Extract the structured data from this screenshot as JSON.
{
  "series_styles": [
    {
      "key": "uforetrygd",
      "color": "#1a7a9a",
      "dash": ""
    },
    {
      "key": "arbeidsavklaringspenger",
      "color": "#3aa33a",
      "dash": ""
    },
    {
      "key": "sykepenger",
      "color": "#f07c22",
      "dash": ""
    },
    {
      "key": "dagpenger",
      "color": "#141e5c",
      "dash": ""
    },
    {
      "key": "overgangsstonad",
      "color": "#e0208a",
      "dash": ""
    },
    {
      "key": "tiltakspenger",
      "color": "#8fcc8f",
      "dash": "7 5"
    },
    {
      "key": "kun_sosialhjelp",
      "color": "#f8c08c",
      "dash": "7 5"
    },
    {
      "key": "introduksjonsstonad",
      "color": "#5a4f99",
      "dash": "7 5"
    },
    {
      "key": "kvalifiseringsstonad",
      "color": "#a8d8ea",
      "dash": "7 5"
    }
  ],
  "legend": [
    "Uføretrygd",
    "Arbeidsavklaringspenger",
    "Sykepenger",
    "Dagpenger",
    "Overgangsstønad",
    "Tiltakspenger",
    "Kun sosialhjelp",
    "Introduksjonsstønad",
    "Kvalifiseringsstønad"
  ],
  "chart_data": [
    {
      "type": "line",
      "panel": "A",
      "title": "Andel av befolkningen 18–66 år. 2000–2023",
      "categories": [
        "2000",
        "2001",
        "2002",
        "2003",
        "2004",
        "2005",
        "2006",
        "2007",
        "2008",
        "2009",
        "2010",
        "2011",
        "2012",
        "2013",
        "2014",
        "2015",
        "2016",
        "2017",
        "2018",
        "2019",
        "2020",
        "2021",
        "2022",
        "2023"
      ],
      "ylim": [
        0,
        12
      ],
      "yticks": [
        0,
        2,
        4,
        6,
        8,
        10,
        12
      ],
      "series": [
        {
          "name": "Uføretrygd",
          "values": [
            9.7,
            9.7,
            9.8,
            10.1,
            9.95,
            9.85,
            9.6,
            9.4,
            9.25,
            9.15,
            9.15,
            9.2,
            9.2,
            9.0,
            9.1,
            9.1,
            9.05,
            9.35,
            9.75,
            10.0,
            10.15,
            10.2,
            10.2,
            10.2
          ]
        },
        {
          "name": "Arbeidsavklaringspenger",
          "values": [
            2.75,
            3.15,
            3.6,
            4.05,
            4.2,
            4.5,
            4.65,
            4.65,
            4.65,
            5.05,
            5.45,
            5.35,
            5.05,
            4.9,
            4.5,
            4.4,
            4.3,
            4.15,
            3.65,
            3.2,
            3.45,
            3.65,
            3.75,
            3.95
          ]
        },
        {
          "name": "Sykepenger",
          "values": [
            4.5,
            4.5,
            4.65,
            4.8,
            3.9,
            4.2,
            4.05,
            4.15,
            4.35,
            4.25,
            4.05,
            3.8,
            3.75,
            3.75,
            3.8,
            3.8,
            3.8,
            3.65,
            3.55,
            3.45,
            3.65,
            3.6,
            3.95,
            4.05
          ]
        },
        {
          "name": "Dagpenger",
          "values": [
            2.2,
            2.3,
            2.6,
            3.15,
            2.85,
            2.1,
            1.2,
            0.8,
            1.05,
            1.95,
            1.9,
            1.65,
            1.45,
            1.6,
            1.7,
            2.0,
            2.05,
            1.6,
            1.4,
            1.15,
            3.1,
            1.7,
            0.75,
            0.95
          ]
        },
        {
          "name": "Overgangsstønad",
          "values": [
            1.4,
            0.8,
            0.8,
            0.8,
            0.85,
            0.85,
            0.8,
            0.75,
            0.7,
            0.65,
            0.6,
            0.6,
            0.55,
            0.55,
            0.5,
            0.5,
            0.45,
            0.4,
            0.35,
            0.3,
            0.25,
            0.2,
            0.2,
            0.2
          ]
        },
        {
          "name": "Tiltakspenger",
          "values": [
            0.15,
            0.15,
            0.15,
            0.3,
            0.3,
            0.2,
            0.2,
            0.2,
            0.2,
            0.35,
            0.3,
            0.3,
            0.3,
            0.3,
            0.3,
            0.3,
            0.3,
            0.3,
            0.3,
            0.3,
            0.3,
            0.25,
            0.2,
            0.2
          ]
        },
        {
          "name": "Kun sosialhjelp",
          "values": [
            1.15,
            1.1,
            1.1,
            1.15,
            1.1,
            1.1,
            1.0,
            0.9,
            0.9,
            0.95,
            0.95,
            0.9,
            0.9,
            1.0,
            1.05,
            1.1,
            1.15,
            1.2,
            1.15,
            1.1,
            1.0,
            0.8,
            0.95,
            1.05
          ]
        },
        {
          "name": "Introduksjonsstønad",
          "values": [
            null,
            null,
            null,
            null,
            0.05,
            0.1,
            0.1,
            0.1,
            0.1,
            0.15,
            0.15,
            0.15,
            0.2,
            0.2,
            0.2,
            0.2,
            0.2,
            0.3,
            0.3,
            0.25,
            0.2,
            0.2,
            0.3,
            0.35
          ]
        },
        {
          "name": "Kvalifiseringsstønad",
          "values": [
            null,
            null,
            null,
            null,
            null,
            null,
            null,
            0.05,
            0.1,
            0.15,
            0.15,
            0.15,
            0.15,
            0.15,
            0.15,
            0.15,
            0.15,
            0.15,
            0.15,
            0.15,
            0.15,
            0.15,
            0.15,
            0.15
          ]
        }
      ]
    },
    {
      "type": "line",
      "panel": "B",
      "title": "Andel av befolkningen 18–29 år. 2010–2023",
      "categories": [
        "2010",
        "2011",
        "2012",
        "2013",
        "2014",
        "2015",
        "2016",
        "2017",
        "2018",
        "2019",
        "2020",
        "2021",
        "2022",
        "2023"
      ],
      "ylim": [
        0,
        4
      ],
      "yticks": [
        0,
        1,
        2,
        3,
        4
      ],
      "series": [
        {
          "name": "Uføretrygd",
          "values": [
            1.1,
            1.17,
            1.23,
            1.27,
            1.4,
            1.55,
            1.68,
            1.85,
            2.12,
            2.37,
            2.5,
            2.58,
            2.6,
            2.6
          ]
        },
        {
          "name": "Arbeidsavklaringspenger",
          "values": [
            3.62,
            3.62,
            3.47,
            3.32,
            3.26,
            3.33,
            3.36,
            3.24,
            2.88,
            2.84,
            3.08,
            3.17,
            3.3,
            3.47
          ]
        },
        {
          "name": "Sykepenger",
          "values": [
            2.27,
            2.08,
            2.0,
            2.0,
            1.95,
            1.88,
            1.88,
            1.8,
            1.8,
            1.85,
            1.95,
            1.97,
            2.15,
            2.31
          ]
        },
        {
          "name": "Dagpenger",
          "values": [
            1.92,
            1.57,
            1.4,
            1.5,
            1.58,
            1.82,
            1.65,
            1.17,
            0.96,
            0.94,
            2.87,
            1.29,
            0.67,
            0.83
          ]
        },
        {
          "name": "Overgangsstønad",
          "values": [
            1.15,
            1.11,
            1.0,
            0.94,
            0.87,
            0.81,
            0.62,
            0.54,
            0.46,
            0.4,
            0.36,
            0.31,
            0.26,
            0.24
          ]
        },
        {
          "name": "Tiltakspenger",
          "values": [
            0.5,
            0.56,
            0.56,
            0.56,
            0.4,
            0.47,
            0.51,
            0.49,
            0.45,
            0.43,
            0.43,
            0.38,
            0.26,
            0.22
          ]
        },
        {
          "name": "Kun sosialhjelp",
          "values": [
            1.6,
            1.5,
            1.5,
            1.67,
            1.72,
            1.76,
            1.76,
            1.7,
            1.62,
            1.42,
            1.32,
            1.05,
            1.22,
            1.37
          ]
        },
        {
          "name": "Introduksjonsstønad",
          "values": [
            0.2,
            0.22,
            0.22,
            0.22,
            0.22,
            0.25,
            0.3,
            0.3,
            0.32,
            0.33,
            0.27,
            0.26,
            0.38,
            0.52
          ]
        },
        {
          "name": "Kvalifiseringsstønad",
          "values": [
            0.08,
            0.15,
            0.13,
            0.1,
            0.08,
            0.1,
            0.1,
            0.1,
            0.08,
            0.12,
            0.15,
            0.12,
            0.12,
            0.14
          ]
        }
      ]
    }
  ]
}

○ ○ ○ ○

* Given exercise:
Copy out every line in the entries above that holds "color".

* Exercise result:
      "color": "#1a7a9a",
      "color": "#3aa33a",
      "color": "#f07c22",
      "color": "#141e5c",
      "color": "#e0208a",
      "color": "#8fcc8f",
      "color": "#f8c08c",
      "color": "#5a4f99",
      "color": "#a8d8ea",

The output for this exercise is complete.